** Stated problem **
Output every record word for word.

** Provided material **
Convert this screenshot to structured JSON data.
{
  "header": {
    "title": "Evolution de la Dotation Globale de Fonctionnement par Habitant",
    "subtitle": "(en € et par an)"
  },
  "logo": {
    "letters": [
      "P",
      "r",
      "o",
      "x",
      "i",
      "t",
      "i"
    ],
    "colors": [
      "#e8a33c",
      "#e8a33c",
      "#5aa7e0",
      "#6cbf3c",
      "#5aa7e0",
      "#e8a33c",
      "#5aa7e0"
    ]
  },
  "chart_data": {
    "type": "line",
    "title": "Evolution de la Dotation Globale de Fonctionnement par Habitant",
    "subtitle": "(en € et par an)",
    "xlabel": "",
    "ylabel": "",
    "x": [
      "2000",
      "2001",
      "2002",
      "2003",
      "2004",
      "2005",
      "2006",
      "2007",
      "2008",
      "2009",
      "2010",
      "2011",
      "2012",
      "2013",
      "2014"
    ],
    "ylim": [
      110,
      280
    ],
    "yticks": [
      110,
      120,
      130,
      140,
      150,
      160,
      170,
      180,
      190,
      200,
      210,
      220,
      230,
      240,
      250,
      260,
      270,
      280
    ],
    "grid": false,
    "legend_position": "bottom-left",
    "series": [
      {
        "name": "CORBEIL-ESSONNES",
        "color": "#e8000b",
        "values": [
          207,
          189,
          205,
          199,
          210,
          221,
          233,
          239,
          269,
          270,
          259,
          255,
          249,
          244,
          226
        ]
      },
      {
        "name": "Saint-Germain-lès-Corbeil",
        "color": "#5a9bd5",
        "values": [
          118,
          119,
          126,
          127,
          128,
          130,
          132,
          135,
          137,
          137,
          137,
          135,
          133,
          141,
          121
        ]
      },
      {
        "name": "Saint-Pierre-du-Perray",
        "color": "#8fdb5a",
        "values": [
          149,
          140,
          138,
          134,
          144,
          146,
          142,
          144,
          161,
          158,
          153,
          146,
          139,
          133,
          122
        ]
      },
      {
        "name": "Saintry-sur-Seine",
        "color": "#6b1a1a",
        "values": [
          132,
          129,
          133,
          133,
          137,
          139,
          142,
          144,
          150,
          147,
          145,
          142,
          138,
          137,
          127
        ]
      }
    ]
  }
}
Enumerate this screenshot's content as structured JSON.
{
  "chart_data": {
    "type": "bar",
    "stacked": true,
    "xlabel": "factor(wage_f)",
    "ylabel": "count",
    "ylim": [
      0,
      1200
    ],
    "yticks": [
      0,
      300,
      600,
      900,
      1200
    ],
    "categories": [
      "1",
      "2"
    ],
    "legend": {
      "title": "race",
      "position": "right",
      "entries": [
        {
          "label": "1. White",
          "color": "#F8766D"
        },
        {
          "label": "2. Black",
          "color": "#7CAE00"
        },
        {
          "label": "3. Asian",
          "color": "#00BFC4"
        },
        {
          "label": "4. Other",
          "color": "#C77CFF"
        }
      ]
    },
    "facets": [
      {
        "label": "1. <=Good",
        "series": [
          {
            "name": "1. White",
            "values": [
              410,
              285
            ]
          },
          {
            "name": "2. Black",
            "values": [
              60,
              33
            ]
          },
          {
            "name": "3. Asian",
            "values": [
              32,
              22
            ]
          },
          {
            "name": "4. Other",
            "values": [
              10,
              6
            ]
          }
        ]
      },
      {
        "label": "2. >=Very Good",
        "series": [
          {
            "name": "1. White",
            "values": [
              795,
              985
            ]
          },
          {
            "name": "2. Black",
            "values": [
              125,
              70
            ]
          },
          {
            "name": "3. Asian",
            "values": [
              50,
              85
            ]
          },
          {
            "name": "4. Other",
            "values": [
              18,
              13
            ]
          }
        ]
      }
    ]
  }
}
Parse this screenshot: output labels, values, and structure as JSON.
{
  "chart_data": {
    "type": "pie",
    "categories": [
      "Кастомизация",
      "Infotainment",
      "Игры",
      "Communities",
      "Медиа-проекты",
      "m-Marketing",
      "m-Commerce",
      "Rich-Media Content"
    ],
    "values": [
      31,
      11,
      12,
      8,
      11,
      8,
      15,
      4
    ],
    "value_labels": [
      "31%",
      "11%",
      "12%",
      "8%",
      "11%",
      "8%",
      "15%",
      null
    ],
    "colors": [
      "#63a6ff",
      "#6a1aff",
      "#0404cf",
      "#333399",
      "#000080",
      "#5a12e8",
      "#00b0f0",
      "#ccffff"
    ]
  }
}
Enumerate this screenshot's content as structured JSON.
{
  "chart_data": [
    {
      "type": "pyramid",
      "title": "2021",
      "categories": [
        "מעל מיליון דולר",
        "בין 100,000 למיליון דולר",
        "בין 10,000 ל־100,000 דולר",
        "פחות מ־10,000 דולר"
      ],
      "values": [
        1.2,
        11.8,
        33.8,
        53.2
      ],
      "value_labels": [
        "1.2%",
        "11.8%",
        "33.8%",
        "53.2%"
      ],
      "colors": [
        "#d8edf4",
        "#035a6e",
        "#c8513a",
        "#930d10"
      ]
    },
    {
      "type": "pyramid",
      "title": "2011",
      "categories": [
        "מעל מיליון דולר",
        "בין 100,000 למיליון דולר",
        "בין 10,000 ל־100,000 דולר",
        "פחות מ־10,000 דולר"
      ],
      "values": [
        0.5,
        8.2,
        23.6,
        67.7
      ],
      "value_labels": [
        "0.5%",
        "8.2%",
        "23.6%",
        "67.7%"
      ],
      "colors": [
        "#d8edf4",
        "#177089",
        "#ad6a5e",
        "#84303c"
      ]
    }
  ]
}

** Exercise solution **
Convert this screenshot to structured JSON data.
{
  "header": {
    "title": "Evolution de la Dotation Globale de Fonctionnement par Habitant",
    "subtitle": "(en € et par an)"
  },
  "logo": {
    "letters": [
      "P",
      "r",
      "o",
      "x",
      "i",
      "t",
      "i"
    ],
    "colors": [
      "#e8a33c",
      "#e8a33c",
      "#5aa7e0",
      "#6cbf3c",
      "#5aa7e0",
      "#e8a33c",
      "#5aa7e0"
    ]
  },
  "chart_data": {
    "type": "line",
    "title": "Evolution de la Dotation Globale de Fonctionnement par Habitant",
    "subtitle": "(en € et par an)",
    "xlabel": "",
    "ylabel": "",
    "x": [
      "2000",
      "2001",
      "2002",
      "2003",
      "2004",
      "2005",
      "2006",
      "2007",
      "2008",
      "2009",
      "2010",
      "2011",
      "2012",
      "2013",
      "2014"
    ],
    "ylim": [
      110,
      280
    ],
    "yticks": [
      110,
      120,
      130,
      140,
      150,
      160,
      170,
      180,
      190,
      200,
      210,
      220,
      230,
      240,
      250,
      260,
      270,
      280
    ],
    "grid": false,
    "legend_position": "bottom-left",
    "series": [
      {
        "name": "CORBEIL-ESSONNES",
        "color": "#e8000b",
        "values": [
          207,
          189,
          205,
          199,
          210,
          221,
          233,
          239,
          269,
          270,
          259,
          255,
          249,
          244,
          226
        ]
      },
      {
        "name": "Saint-Germain-lès-Corbeil",
        "color": "#5a9bd5",
        "values": [
          118,
          119,
          126,
          127,
          128,
          130,
          132,
          135,
          137,
          137,
          137,
          135,
          133,
          141,
          121
        ]
      },
      {
        "name": "Saint-Pierre-du-Perray",
        "color": "#8fdb5a",
        "values": [
          149,
          140,
          138,
          134,
          144,
          146,
          142,
          144,
          161,
          158,
          153,
          146,
          139,
          133,
          122
        ]
      },
      {
        "name": "Saintry-sur-Seine",
        "color": "#6b1a1a",
        "values": [
          132,
          129,
          133,
          133,
          137,
          139,
          142,
          144,
          150,
          147,
          145,
          142,
          138,
          137,
          127
        ]
      }
    ]
  }
}
Enumerate this screenshot's content as structured JSON.
{
  "chart_data": {
    "type": "bar",
    "stacked": true,
    "xlabel": "factor(wage_f)",
    "ylabel": "count",
    "ylim": [
      0,
      1200
    ],
    "yticks": [
      0,
      300,
      600,
      900,
      1200
    ],
    "categories": [
      "1",
      "2"
    ],
    "legend": {
      "title": "race",
      "position": "right",
      "entries": [
        {
          "label": "1. White",
          "color": "#F8766D"
        },
        {
          "label": "2. Black",
          "color": "#7CAE00"
        },
        {
          "label": "3. Asian",
          "color": "#00BFC4"
        },
        {
          "label": "4. Other",
          "color": "#C77CFF"
        }
      ]
    },
    "facets": [
      {
        "label": "1. <=Good",
        "series": [
          {
            "name": "1. White",
            "values": [
              410,
              285
            ]
          },
          {
            "name": "2. Black",
            "values": [
              60,
              33
            ]
          },
          {
            "name": "3. Asian",
            "values": [
              32,
              22
            ]
          },
          {
            "name": "4. Other",
            "values": [
              10,
              6
            ]
          }
        ]
      },
      {
        "label": "2. >=Very Good",
        "series": [
          {
            "name": "1. White",
            "values": [
              795,
              985
            ]
          },
          {
            "name": "2. Black",
            "values": [
              125,
              70
            ]
          },
          {
            "name": "3. Asian",
            "values": [
              50,
              85
            ]
          },
          {
            "name": "4. Other",
            "values": [
              18,
              13
            ]
          }
        ]
      }
    ]
  }
}
Parse this screenshot: output labels, values, and structure as JSON.
{
  "chart_data": {
    "type": "pie",
    "categories": [
      "Кастомизация",
      "Infotainment",
      "Игры",
      "Communities",
      "Медиа-проекты",
      "m-Marketing",
      "m-Commerce",
      "Rich-Media Content"
    ],
    "values": [
      31,
      11,
      12,
      8,
      11,
      8,
      15,
      4
    ],
    "value_labels": [
      "31%",
      "11%",
      "12%",
      "8%",
      "11%",
      "8%",
      "15%",
      null
    ],
    "colors": [
      "#63a6ff",
      "#6a1aff",
      "#0404cf",
      "#333399",
      "#000080",
      "#5a12e8",
      "#00b0f0",
      "#ccffff"
    ]
  }
}
Enumerate this screenshot's content as structured JSON.
{
  "chart_data": [
    {
      "type": "pyramid",
      "title": "2021",
      "categories": [
        "מעל מיליון דולר",
        "בין 100,000 למיליון דולר",
        "בין 10,000 ל־100,000 דולר",
        "פחות מ־10,000 דולר"
      ],
      "values": [
        1.2,
        11.8,
        33.8,
        53.2
      ],
      "value_labels": [
        "1.2%",
        "11.8%",
        "33.8%",
        "53.2%"
      ],
      "colors": [
        "#d8edf4",
        "#035a6e",
        "#c8513a",
        "#930d10"
      ]
    },
    {
      "type": "pyramid",
      "title": "2011",
      "categories": [
        "מעל מיליון דולר",
        "בין 100,000 למיליון דולר",
        "בין 10,000 ל־100,000 דולר",
        "פחות מ־10,000 דולר"
      ],
      "values": [
        0.5,
        8.2,
        23.6,
        67.7
      ],
      "value_labels": [
        "0.5%",
        "8.2%",
        "23.6%",
        "67.7%"
      ],
      "colors": [
        "#d8edf4",
        "#177089",
        "#ad6a5e",
        "#84303c"
      ]
    }
  ]
}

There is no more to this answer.